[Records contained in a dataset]
▼

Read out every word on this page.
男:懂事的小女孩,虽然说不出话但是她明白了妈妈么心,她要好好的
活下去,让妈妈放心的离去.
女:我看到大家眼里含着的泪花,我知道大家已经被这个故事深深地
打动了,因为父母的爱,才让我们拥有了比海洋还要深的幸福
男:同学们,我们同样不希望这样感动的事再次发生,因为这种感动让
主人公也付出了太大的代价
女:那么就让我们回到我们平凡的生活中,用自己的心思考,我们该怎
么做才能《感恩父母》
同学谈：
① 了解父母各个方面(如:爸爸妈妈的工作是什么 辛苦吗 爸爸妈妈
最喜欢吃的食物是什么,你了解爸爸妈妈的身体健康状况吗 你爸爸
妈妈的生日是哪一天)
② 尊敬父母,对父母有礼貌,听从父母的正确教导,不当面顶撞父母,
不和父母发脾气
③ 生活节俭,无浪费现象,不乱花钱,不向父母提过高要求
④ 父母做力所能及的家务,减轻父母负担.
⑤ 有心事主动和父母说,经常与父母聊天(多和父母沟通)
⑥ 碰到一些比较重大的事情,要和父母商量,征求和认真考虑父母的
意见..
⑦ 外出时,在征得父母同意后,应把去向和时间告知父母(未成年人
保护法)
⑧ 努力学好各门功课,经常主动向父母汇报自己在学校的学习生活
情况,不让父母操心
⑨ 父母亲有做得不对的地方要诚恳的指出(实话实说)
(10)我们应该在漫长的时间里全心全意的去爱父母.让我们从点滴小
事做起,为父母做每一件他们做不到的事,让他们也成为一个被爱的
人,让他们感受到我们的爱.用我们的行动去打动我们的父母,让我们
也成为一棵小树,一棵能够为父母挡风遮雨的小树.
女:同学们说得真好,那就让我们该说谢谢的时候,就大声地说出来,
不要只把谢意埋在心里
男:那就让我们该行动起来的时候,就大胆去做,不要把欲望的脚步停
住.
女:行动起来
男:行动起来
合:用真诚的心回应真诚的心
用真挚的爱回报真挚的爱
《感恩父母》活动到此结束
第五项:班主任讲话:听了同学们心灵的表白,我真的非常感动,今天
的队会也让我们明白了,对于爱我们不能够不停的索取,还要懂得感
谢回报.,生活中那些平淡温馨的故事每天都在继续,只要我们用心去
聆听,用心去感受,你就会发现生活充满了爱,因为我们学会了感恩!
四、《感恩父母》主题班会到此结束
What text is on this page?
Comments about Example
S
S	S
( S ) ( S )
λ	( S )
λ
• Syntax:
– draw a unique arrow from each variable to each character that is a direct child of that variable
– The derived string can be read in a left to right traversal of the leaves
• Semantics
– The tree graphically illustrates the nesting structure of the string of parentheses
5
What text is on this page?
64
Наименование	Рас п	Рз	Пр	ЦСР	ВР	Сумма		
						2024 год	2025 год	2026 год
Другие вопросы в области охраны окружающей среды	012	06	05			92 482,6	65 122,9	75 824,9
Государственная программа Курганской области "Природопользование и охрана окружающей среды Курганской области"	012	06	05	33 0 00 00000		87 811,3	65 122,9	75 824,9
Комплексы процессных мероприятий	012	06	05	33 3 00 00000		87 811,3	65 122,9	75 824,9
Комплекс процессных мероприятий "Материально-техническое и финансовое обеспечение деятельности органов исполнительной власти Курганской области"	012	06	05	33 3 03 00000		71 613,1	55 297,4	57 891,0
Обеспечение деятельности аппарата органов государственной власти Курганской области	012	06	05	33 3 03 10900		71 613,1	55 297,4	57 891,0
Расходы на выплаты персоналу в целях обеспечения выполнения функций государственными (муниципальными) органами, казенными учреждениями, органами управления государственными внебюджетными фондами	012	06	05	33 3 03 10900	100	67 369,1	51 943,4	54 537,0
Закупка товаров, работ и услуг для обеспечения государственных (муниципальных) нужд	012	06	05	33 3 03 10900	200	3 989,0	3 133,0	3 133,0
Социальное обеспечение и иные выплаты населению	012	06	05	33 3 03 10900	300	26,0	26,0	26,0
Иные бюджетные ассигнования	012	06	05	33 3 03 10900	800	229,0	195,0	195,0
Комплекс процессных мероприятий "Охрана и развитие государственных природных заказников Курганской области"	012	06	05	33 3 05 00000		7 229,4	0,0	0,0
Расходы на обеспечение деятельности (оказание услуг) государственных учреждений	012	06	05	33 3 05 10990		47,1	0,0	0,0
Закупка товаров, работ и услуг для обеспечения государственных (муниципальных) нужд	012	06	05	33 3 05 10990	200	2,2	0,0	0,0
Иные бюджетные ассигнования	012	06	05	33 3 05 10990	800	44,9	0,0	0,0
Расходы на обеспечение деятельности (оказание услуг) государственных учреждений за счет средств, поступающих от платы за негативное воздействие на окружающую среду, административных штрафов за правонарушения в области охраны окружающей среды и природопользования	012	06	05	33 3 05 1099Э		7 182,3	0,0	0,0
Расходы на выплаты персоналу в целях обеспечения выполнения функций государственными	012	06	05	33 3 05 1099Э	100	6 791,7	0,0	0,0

▲

• [Do this] Pick out each line above that includes "муниципальных" and show it.

• [The result]
Закупка товаров, работ и услуг для обеспечения государственных (муниципальных) нужд	012	06	05	33 3 03 10900	200	3 989,0	3 133,0	3 133,0
Закупка товаров, работ и услуг для обеспечения государственных (муниципальных) нужд	012	06	05	33 3 05 10990	200	2,2	0,0	0,0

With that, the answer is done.